### Available data
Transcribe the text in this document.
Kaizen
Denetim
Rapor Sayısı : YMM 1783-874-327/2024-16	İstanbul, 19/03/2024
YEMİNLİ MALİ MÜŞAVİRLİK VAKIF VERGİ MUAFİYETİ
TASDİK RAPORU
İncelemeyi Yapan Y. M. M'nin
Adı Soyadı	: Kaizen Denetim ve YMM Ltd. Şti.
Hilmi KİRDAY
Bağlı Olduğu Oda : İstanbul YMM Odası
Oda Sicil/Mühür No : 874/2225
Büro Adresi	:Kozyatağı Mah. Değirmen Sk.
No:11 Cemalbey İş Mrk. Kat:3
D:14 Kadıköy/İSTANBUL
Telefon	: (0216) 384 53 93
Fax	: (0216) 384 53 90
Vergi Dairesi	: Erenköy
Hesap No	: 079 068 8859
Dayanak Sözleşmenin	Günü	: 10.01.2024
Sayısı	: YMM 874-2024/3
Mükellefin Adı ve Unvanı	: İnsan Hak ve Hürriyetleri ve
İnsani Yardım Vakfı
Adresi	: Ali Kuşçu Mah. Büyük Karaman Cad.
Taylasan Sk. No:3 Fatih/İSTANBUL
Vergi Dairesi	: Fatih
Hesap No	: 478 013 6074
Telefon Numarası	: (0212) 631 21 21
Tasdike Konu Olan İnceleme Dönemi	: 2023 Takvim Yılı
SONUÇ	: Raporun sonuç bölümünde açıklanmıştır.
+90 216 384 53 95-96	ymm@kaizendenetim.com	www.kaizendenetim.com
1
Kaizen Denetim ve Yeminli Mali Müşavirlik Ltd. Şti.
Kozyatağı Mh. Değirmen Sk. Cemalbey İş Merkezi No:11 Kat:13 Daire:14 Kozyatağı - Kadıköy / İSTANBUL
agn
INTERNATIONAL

### Requirement
Copy out all the entries shown above, character for character.

### Answer below
Transcribe the text in this document.
Kaizen
Denetim
Rapor Sayısı : YMM 1783-874-327/2024-16	İstanbul, 19/03/2024
YEMİNLİ MALİ MÜŞAVİRLİK VAKIF VERGİ MUAFİYETİ
TASDİK RAPORU
İncelemeyi Yapan Y. M. M'nin
Adı Soyadı	: Kaizen Denetim ve YMM Ltd. Şti.
Hilmi KİRDAY
Bağlı Olduğu Oda : İstanbul YMM Odası
Oda Sicil/Mühür No : 874/2225
Büro Adresi	:Kozyatağı Mah. Değirmen Sk.
No:11 Cemalbey İş Mrk. Kat:3
D:14 Kadıköy/İSTANBUL
Telefon	: (0216) 384 53 93
Fax	: (0216) 384 53 90
Vergi Dairesi	: Erenköy
Hesap No	: 079 068 8859
Dayanak Sözleşmenin	Günü	: 10.01.2024
Sayısı	: YMM 874-2024/3
Mükellefin Adı ve Unvanı	: İnsan Hak ve Hürriyetleri ve
İnsani Yardım Vakfı
Adresi	: Ali Kuşçu Mah. Büyük Karaman Cad.
Taylasan Sk. No:3 Fatih/İSTANBUL
Vergi Dairesi	: Fatih
Hesap No	: 478 013 6074
Telefon Numarası	: (0212) 631 21 21
Tasdike Konu Olan İnceleme Dönemi	: 2023 Takvim Yılı
SONUÇ	: Raporun sonuç bölümünde açıklanmıştır.
+90 216 384 53 95-96	ymm@kaizendenetim.com	www.kaizendenetim.com
1
Kaizen Denetim ve Yeminli Mali Müşavirlik Ltd. Şti.
Kozyatağı Mh. Değirmen Sk. Cemalbey İş Merkezi No:11 Kat:13 Daire:14 Kozyatağı - Kadıköy / İSTANBUL
agn
INTERNATIONAL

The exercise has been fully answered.